--- Start of Exercise materials ---

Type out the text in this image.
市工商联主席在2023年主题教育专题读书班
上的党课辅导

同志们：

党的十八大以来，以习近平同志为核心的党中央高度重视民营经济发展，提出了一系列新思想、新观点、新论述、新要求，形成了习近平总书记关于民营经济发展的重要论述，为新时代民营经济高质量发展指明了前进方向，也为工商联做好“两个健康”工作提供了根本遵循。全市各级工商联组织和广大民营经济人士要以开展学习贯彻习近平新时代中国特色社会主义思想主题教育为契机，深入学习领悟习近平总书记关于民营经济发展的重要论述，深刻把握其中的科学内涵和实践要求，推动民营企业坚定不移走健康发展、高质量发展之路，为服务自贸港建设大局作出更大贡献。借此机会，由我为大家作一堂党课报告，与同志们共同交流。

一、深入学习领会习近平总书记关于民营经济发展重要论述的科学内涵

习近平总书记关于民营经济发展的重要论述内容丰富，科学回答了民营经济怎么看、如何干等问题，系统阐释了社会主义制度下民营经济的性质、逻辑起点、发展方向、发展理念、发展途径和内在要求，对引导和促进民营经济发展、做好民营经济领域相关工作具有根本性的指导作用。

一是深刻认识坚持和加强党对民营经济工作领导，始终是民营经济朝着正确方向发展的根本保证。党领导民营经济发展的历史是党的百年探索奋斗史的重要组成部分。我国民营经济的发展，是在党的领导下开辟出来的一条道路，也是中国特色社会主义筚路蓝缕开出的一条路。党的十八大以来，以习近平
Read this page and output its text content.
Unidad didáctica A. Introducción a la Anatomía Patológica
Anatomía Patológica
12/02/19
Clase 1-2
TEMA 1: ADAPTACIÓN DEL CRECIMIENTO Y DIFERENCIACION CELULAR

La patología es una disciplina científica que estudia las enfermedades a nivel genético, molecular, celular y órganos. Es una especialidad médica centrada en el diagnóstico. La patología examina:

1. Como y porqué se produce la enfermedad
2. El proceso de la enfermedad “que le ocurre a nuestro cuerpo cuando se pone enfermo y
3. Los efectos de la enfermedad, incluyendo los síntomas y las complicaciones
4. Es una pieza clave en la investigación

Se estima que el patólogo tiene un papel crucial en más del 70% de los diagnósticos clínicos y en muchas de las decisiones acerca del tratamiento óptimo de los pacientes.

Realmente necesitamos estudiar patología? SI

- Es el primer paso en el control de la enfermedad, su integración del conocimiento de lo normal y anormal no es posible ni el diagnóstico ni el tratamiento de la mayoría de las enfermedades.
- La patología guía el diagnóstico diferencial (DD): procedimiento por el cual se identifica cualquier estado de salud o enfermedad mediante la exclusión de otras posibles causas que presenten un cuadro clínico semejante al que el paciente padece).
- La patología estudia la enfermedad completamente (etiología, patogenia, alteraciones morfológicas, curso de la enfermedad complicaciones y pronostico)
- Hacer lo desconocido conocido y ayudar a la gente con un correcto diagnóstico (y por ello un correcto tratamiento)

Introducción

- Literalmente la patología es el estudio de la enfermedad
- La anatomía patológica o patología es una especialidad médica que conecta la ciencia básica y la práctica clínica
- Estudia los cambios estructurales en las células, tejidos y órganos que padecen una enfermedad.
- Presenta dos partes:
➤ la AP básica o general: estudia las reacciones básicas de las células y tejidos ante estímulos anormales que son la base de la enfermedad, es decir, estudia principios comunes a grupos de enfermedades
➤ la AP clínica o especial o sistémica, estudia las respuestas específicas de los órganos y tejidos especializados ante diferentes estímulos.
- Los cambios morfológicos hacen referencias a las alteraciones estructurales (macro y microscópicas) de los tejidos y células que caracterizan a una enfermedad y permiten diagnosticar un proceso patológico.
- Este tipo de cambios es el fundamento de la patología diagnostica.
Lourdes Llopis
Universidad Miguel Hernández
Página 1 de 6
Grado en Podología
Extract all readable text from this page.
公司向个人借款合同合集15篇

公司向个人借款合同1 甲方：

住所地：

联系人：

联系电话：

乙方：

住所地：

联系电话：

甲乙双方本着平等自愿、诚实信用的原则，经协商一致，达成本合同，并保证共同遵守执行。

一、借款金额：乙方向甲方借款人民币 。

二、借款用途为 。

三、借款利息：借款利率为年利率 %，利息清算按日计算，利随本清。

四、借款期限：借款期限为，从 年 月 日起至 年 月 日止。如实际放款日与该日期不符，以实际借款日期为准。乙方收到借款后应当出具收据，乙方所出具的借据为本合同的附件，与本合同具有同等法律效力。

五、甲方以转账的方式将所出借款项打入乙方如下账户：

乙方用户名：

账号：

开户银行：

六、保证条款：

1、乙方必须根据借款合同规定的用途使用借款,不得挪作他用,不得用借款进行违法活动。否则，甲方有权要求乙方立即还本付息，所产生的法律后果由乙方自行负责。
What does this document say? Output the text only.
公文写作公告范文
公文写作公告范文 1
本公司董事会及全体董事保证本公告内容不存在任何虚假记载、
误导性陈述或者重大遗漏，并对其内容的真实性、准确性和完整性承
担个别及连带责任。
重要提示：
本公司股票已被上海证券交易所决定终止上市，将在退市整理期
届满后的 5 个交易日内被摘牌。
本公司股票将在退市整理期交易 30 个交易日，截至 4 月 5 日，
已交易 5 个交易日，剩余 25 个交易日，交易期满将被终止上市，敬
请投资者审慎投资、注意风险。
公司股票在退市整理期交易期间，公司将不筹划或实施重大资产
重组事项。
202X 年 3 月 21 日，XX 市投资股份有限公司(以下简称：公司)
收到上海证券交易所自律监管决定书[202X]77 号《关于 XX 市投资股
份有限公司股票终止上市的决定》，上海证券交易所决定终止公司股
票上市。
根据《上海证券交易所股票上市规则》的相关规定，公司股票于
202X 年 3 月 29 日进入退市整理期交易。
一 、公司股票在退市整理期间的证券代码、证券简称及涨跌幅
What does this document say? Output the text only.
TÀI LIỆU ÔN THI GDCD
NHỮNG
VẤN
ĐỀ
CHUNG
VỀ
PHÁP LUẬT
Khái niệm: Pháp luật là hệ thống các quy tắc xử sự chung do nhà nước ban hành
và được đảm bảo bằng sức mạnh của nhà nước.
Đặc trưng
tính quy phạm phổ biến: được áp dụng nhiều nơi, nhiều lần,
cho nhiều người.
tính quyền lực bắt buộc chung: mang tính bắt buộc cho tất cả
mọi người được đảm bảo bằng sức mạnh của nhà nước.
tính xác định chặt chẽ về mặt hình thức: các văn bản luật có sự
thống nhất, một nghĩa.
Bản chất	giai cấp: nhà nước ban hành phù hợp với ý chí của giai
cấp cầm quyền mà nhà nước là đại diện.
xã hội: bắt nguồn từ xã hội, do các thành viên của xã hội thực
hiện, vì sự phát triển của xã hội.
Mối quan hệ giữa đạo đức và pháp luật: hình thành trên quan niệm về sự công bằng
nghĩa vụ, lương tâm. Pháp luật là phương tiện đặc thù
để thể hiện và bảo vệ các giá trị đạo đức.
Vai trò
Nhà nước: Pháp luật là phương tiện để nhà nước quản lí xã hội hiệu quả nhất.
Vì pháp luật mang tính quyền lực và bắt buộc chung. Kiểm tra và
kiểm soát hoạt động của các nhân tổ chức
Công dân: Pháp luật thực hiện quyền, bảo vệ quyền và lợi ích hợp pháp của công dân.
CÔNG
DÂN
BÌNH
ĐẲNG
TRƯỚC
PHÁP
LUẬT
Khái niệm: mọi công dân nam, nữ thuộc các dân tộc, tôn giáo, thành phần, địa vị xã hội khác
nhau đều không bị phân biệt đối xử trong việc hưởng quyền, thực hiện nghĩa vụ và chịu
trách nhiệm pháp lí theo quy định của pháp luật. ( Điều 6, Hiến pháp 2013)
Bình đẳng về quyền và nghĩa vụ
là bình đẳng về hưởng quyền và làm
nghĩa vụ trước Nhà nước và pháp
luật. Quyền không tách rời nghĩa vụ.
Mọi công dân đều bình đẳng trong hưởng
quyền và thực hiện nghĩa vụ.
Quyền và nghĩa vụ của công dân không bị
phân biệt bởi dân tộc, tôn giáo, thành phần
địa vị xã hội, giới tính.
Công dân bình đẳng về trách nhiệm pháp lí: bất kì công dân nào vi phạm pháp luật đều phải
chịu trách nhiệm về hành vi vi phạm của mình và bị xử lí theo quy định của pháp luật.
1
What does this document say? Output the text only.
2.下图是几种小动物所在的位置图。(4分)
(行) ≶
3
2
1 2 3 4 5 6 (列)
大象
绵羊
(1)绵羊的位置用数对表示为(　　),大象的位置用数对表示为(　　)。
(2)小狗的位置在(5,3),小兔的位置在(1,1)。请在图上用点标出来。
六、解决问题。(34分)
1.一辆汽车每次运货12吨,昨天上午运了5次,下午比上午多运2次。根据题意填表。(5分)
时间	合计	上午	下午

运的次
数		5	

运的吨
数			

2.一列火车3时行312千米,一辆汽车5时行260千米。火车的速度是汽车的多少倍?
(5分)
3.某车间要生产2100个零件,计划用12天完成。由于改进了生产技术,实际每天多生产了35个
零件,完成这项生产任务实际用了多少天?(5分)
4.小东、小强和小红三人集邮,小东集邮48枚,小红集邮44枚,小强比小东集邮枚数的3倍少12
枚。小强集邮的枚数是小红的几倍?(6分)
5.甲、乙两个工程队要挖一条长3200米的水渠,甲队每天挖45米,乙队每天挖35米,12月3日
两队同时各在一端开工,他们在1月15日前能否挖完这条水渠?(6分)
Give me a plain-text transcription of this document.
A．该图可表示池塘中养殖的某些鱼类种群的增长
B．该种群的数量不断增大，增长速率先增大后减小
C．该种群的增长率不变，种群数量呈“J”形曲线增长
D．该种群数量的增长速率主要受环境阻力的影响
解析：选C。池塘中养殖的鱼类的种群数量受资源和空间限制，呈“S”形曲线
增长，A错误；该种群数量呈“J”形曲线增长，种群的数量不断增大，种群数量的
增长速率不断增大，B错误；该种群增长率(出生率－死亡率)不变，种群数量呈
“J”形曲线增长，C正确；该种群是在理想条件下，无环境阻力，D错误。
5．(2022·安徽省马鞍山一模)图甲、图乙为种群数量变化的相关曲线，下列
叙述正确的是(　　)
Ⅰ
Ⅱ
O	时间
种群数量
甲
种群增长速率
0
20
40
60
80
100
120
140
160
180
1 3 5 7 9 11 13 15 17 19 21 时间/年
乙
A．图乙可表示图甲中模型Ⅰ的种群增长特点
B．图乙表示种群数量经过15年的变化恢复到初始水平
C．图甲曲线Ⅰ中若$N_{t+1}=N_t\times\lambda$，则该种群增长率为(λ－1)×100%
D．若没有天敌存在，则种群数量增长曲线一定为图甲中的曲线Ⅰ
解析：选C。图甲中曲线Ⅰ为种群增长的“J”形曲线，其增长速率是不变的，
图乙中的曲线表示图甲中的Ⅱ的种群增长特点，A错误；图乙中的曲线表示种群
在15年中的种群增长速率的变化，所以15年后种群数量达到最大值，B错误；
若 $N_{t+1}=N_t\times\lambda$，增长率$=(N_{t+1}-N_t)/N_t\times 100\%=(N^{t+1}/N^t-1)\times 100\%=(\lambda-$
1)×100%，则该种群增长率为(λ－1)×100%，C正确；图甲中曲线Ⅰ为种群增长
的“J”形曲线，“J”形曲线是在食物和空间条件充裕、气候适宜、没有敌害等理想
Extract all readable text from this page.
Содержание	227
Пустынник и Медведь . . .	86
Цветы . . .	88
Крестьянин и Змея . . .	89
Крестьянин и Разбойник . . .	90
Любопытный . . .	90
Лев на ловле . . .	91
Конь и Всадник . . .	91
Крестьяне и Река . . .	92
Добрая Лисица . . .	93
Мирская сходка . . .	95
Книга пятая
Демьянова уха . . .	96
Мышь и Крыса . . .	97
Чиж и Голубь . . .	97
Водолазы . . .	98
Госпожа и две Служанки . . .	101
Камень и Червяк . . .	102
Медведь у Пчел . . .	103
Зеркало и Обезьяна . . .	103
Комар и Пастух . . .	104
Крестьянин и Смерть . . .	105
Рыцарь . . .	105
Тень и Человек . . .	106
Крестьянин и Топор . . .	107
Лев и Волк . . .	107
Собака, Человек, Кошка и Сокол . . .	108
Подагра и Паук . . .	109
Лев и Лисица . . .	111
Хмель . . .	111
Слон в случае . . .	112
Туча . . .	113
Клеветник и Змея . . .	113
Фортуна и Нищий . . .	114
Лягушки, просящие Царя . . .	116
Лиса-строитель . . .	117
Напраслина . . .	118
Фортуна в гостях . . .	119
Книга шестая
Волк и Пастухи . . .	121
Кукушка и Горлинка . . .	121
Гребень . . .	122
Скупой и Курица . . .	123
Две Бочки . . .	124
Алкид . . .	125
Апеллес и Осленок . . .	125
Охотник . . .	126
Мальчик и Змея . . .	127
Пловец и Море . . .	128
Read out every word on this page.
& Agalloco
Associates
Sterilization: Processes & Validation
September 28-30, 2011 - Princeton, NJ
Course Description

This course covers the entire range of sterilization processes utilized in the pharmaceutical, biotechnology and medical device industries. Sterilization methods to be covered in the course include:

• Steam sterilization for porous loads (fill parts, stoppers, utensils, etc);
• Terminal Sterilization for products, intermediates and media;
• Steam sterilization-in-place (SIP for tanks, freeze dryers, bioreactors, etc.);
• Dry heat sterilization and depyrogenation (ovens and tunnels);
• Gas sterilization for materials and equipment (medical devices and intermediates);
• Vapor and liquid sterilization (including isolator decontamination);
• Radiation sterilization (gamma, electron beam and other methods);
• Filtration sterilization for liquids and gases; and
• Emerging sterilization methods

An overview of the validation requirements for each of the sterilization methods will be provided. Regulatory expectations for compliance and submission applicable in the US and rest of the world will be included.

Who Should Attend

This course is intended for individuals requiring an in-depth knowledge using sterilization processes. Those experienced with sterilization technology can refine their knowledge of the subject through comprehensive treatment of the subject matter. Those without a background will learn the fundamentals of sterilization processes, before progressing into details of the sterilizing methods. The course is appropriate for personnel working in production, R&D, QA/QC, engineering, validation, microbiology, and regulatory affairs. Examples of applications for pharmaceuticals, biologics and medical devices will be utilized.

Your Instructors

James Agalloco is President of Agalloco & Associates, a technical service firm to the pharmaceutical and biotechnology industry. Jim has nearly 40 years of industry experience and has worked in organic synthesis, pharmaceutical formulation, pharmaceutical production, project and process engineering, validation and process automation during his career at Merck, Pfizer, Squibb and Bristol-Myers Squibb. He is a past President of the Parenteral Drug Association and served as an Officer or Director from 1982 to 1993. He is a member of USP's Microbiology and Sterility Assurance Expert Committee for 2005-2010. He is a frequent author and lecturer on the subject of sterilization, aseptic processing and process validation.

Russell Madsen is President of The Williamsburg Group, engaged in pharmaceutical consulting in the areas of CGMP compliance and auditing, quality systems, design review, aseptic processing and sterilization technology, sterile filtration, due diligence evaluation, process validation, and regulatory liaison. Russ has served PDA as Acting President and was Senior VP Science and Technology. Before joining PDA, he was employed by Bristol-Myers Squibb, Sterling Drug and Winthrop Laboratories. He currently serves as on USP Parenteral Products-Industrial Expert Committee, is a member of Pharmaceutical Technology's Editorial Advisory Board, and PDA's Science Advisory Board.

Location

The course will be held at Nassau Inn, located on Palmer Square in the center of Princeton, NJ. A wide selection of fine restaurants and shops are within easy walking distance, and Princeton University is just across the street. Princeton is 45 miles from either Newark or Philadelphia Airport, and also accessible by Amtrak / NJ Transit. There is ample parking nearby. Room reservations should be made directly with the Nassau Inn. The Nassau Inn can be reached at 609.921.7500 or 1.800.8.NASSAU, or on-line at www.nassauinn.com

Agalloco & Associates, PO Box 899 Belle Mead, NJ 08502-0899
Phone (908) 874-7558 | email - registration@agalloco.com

--- End of Exercise materials ---

**Task to complete**: Look through the entries above and list every line containing "with".

**Solution for this problem**:
This course is intended for individuals requiring an in-depth knowledge using sterilization processes. Those experienced with sterilization technology can refine their knowledge of the subject through comprehensive treatment of the subject matter. Those without a background will learn the fundamentals of sterilization processes, before progressing into details of the sterilizing methods. The course is appropriate for personnel working in production, R&D, QA/QC, engineering, validation, microbiology, and regulatory affairs. Examples of applications for pharmaceuticals, biologics and medical devices will be utilized.
The course will be held at Nassau Inn, located on Palmer Square in the center of Princeton, NJ. A wide selection of fine restaurants and shops are within easy walking distance, and Princeton University is just across the street. Princeton is 45 miles from either Newark or Philadelphia Airport, and also accessible by Amtrak / NJ Transit. There is ample parking nearby. Room reservations should be made directly with the Nassau Inn. The Nassau Inn can be reached at 609.921.7500 or 1.800.8.NASSAU, or on-line at www.nassauinn.com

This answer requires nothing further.